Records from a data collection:
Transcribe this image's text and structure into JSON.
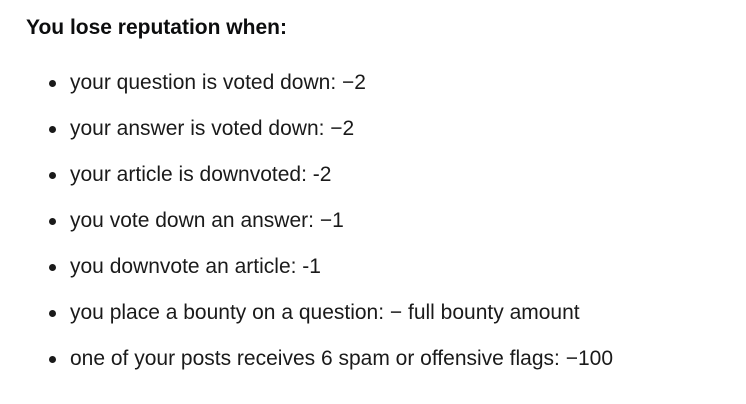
{
  "section": {
    "heading": "You lose reputation when:",
    "items": [
      {
        "text": "your question is voted down: −2"
      },
      {
        "text": "your answer is voted down: −2"
      },
      {
        "text": "your article is downvoted: -2"
      },
      {
        "text": "you vote down an answer: −1"
      },
      {
        "text": "you downvote an article: -1"
      },
      {
        "text": "you place a bounty on a question: − full bounty amount"
      },
      {
        "text": "one of your posts receives 6 spam or offensive flags: −100"
      }
    ]
  }
}
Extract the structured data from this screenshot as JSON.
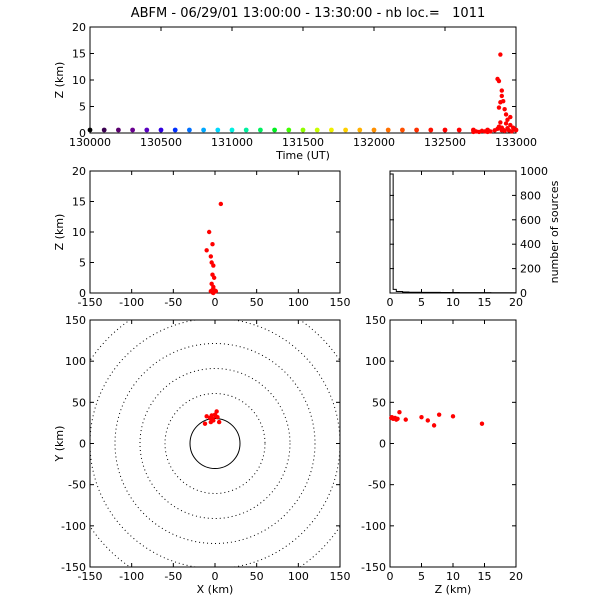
{
  "title": "ABFM - 06/29/01 13:00:00 - 13:30:00 - nb loc.=   1011",
  "chart_data": [
    {
      "id": "time-height",
      "type": "scatter",
      "xlabel": "Time (UT)",
      "ylabel": "Z (km)",
      "xlim": [
        130000,
        133000
      ],
      "ylim": [
        0,
        20
      ],
      "xticks": [
        130000,
        130500,
        131000,
        131500,
        132000,
        132500,
        133000
      ],
      "yticks": [
        0,
        5,
        10,
        15,
        20
      ],
      "time_color_markers": [
        {
          "x": 130000,
          "color": "#000000"
        },
        {
          "x": 130100,
          "color": "#3a0050"
        },
        {
          "x": 130200,
          "color": "#5a006e"
        },
        {
          "x": 130300,
          "color": "#6a0090"
        },
        {
          "x": 130400,
          "color": "#5a00c0"
        },
        {
          "x": 130500,
          "color": "#3000e0"
        },
        {
          "x": 130600,
          "color": "#0030ff"
        },
        {
          "x": 130700,
          "color": "#0070ff"
        },
        {
          "x": 130800,
          "color": "#00a8ff"
        },
        {
          "x": 130900,
          "color": "#00d8ff"
        },
        {
          "x": 131000,
          "color": "#00f0e0"
        },
        {
          "x": 131100,
          "color": "#00f0a0"
        },
        {
          "x": 131200,
          "color": "#00f060"
        },
        {
          "x": 131300,
          "color": "#00f020"
        },
        {
          "x": 131400,
          "color": "#40ff00"
        },
        {
          "x": 131500,
          "color": "#90ff00"
        },
        {
          "x": 131600,
          "color": "#c8ff00"
        },
        {
          "x": 131700,
          "color": "#f0f000"
        },
        {
          "x": 131800,
          "color": "#ffd000"
        },
        {
          "x": 131900,
          "color": "#ffb000"
        },
        {
          "x": 132000,
          "color": "#ff9000"
        },
        {
          "x": 132100,
          "color": "#ff7000"
        },
        {
          "x": 132200,
          "color": "#ff5000"
        },
        {
          "x": 132300,
          "color": "#ff3000"
        },
        {
          "x": 132400,
          "color": "#ff1000"
        },
        {
          "x": 132500,
          "color": "#ff0000"
        },
        {
          "x": 132600,
          "color": "#ff0000"
        },
        {
          "x": 132700,
          "color": "#ff0000"
        },
        {
          "x": 132800,
          "color": "#ff0000"
        },
        {
          "x": 132900,
          "color": "#ff0000"
        },
        {
          "x": 133000,
          "color": "#ff0000"
        }
      ],
      "points": [
        {
          "x": 132700,
          "y": 0.2
        },
        {
          "x": 132720,
          "y": 0.3
        },
        {
          "x": 132740,
          "y": 0.2
        },
        {
          "x": 132760,
          "y": 0.4
        },
        {
          "x": 132780,
          "y": 0.3
        },
        {
          "x": 132800,
          "y": 0.2
        },
        {
          "x": 132820,
          "y": 0.3
        },
        {
          "x": 132850,
          "y": 0.5
        },
        {
          "x": 132870,
          "y": 0.8
        },
        {
          "x": 132880,
          "y": 1.2
        },
        {
          "x": 132890,
          "y": 2.0
        },
        {
          "x": 132900,
          "y": 1.0
        },
        {
          "x": 132910,
          "y": 0.6
        },
        {
          "x": 132920,
          "y": 0.4
        },
        {
          "x": 132930,
          "y": 1.8
        },
        {
          "x": 132940,
          "y": 0.9
        },
        {
          "x": 132950,
          "y": 0.5
        },
        {
          "x": 132960,
          "y": 1.5
        },
        {
          "x": 132970,
          "y": 0.3
        },
        {
          "x": 132980,
          "y": 1.0
        },
        {
          "x": 132990,
          "y": 0.7
        },
        {
          "x": 132880,
          "y": 4.8
        },
        {
          "x": 132890,
          "y": 5.8
        },
        {
          "x": 132900,
          "y": 7.0
        },
        {
          "x": 132910,
          "y": 6.0
        },
        {
          "x": 132920,
          "y": 4.5
        },
        {
          "x": 132930,
          "y": 3.5
        },
        {
          "x": 132880,
          "y": 9.8
        },
        {
          "x": 132870,
          "y": 10.2
        },
        {
          "x": 132890,
          "y": 14.8
        },
        {
          "x": 132900,
          "y": 8.0
        },
        {
          "x": 132940,
          "y": 2.5
        },
        {
          "x": 132960,
          "y": 3.0
        }
      ],
      "marker_color": "#ff0000"
    },
    {
      "id": "xz-projection",
      "type": "scatter",
      "xlabel": "",
      "ylabel": "Z (km)",
      "xlim": [
        -150,
        150
      ],
      "ylim": [
        0,
        20
      ],
      "xticks": [
        -150,
        -100,
        -50,
        0,
        50,
        100,
        150
      ],
      "yticks": [
        0,
        5,
        10,
        15,
        20
      ],
      "points": [
        {
          "x": 7,
          "y": 14.6
        },
        {
          "x": -7,
          "y": 10.0
        },
        {
          "x": -3,
          "y": 8.0
        },
        {
          "x": -10,
          "y": 7.0
        },
        {
          "x": -5,
          "y": 6.0
        },
        {
          "x": -4,
          "y": 5.0
        },
        {
          "x": -2,
          "y": 4.5
        },
        {
          "x": -3,
          "y": 3.0
        },
        {
          "x": -1,
          "y": 2.5
        },
        {
          "x": -4,
          "y": 1.5
        },
        {
          "x": -2,
          "y": 1.0
        },
        {
          "x": -3,
          "y": 0.5
        },
        {
          "x": 0,
          "y": 0.4
        },
        {
          "x": -5,
          "y": 0.3
        },
        {
          "x": -1,
          "y": 0.2
        },
        {
          "x": -3,
          "y": 0.1
        },
        {
          "x": 1,
          "y": 0.3
        },
        {
          "x": -2,
          "y": 0.0
        }
      ],
      "marker_color": "#ff0000"
    },
    {
      "id": "height-histogram",
      "type": "line",
      "xlabel": "",
      "ylabel": "number of sources",
      "xlim": [
        0,
        20
      ],
      "ylim": [
        0,
        1000
      ],
      "xticks": [
        0,
        5,
        10,
        15,
        20
      ],
      "yticks": [
        0,
        200,
        400,
        600,
        800,
        1000
      ],
      "x": [
        0,
        0.5,
        1,
        2,
        3,
        4,
        5,
        6,
        7,
        8,
        9,
        10,
        11,
        12,
        13,
        14,
        15,
        16,
        17,
        18,
        19,
        20
      ],
      "values": [
        975,
        30,
        12,
        8,
        6,
        6,
        5,
        5,
        5,
        4,
        4,
        4,
        3,
        3,
        3,
        3,
        3,
        2,
        2,
        2,
        2,
        2
      ]
    },
    {
      "id": "plan-view",
      "type": "scatter",
      "xlabel": "X (km)",
      "ylabel": "Y (km)",
      "xlim": [
        -150,
        150
      ],
      "ylim": [
        -150,
        150
      ],
      "xticks": [
        -150,
        -100,
        -50,
        0,
        50,
        100,
        150
      ],
      "yticks": [
        -150,
        -100,
        -50,
        0,
        50,
        100,
        150
      ],
      "range_rings_km": [
        30,
        60,
        90,
        120,
        150,
        180
      ],
      "points": [
        {
          "x": -10,
          "y": 33
        },
        {
          "x": -6,
          "y": 31
        },
        {
          "x": -4,
          "y": 34
        },
        {
          "x": 0,
          "y": 35
        },
        {
          "x": 2,
          "y": 39
        },
        {
          "x": 3,
          "y": 32
        },
        {
          "x": -2,
          "y": 28
        },
        {
          "x": -5,
          "y": 26
        },
        {
          "x": -12,
          "y": 24
        },
        {
          "x": 5,
          "y": 26
        },
        {
          "x": -3,
          "y": 30
        },
        {
          "x": 1,
          "y": 33
        }
      ],
      "marker_color": "#ff0000"
    },
    {
      "id": "zy-projection",
      "type": "scatter",
      "xlabel": "Z (km)",
      "ylabel": "",
      "xlim": [
        0,
        20
      ],
      "ylim": [
        -150,
        150
      ],
      "xticks": [
        0,
        5,
        10,
        15,
        20
      ],
      "yticks": [
        -150,
        -100,
        -50,
        0,
        50,
        100,
        150
      ],
      "points": [
        {
          "x": 0.2,
          "y": 31
        },
        {
          "x": 0.5,
          "y": 30
        },
        {
          "x": 0.8,
          "y": 31
        },
        {
          "x": 1.0,
          "y": 29
        },
        {
          "x": 1.5,
          "y": 38
        },
        {
          "x": 2.5,
          "y": 29
        },
        {
          "x": 5.0,
          "y": 32
        },
        {
          "x": 6.0,
          "y": 28
        },
        {
          "x": 7.0,
          "y": 22
        },
        {
          "x": 7.8,
          "y": 35
        },
        {
          "x": 10.0,
          "y": 33
        },
        {
          "x": 14.6,
          "y": 24
        },
        {
          "x": 0.3,
          "y": 32
        },
        {
          "x": 1.2,
          "y": 30
        }
      ],
      "marker_color": "#ff0000"
    }
  ]
}
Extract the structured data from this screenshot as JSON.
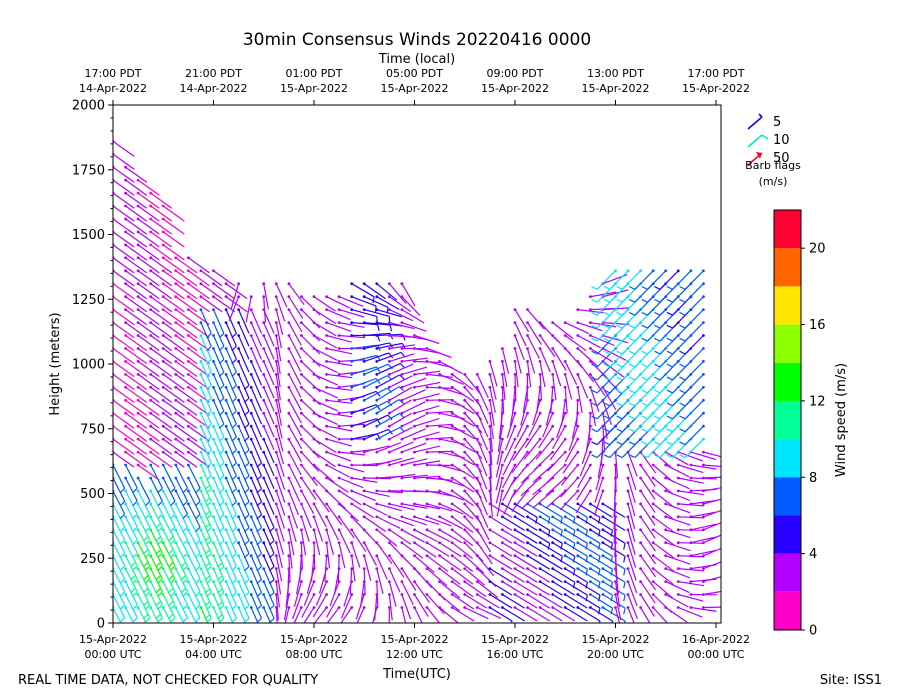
{
  "chart_data": {
    "type": "wind-barb-profile",
    "title": "30min Consensus Winds 20220416 0000",
    "top_axis_label": "Time (local)",
    "xlabel": "Time(UTC)",
    "ylabel": "Height (meters)",
    "ylim": [
      0,
      2000
    ],
    "xlim_hours_utc": [
      0,
      24.2
    ],
    "y_ticks": [
      "0",
      "250",
      "500",
      "750",
      "1000",
      "1250",
      "1500",
      "1750",
      "2000"
    ],
    "x_ticks_utc": [
      {
        "hour": 0,
        "line1": "15-Apr-2022",
        "line2": "00:00 UTC"
      },
      {
        "hour": 4,
        "line1": "15-Apr-2022",
        "line2": "04:00 UTC"
      },
      {
        "hour": 8,
        "line1": "15-Apr-2022",
        "line2": "08:00 UTC"
      },
      {
        "hour": 12,
        "line1": "15-Apr-2022",
        "line2": "12:00 UTC"
      },
      {
        "hour": 16,
        "line1": "15-Apr-2022",
        "line2": "16:00 UTC"
      },
      {
        "hour": 20,
        "line1": "15-Apr-2022",
        "line2": "20:00 UTC"
      },
      {
        "hour": 24,
        "line1": "16-Apr-2022",
        "line2": "00:00 UTC"
      }
    ],
    "x_ticks_local": [
      {
        "hour": 0,
        "line1": "17:00 PDT",
        "line2": "14-Apr-2022"
      },
      {
        "hour": 4,
        "line1": "21:00 PDT",
        "line2": "14-Apr-2022"
      },
      {
        "hour": 8,
        "line1": "01:00 PDT",
        "line2": "15-Apr-2022"
      },
      {
        "hour": 12,
        "line1": "05:00 PDT",
        "line2": "15-Apr-2022"
      },
      {
        "hour": 16,
        "line1": "09:00 PDT",
        "line2": "15-Apr-2022"
      },
      {
        "hour": 20,
        "line1": "13:00 PDT",
        "line2": "15-Apr-2022"
      },
      {
        "hour": 24,
        "line1": "17:00 PDT",
        "line2": "15-Apr-2022"
      }
    ],
    "barb_legend": {
      "items": [
        {
          "label": "5",
          "color": "#1400e6"
        },
        {
          "label": "10",
          "color": "#00f0c8"
        },
        {
          "label": "50",
          "color": "#ff0030"
        }
      ],
      "caption_line1": "Barb flags",
      "caption_line2": "(m/s)"
    },
    "colorbar": {
      "label": "Wind speed (m/s)",
      "range": [
        0,
        22
      ],
      "ticks": [
        "0",
        "4",
        "8",
        "12",
        "16",
        "20"
      ],
      "tick_values": [
        0,
        4,
        8,
        12,
        16,
        20
      ],
      "colors": [
        "#ff00c8",
        "#b400ff",
        "#2800ff",
        "#005aff",
        "#00e6ff",
        "#00ff96",
        "#00ff00",
        "#8cff00",
        "#ffe600",
        "#ff6400",
        "#ff0032"
      ]
    },
    "series_summary": [
      {
        "time_range_utc": "00:00-03:00",
        "height_range_m": [
          50,
          600
        ],
        "speed_ms": "8-16"
      },
      {
        "time_range_utc": "00:00-05:00",
        "height_range_m": [
          600,
          1900
        ],
        "speed_ms": "1-6"
      },
      {
        "time_range_utc": "03:00-06:00",
        "height_range_m": [
          50,
          1250
        ],
        "speed_ms": "5-14"
      },
      {
        "time_range_utc": "06:00-16:00",
        "height_range_m": [
          50,
          1350
        ],
        "speed_ms": "1-5"
      },
      {
        "time_range_utc": "15:00-20:00",
        "height_range_m": [
          50,
          500
        ],
        "speed_ms": "4-7"
      },
      {
        "time_range_utc": "20:00-24:00",
        "height_range_m": [
          700,
          1400
        ],
        "speed_ms": "6-9"
      }
    ]
  },
  "footer": {
    "left": "REAL TIME DATA, NOT CHECKED FOR QUALITY",
    "right": "Site: ISS1"
  }
}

WORK TO BE COMPLETED. Above are some records. Report the number of their lines that include "your", and add nothing else.

EXERCISE RESULT. 4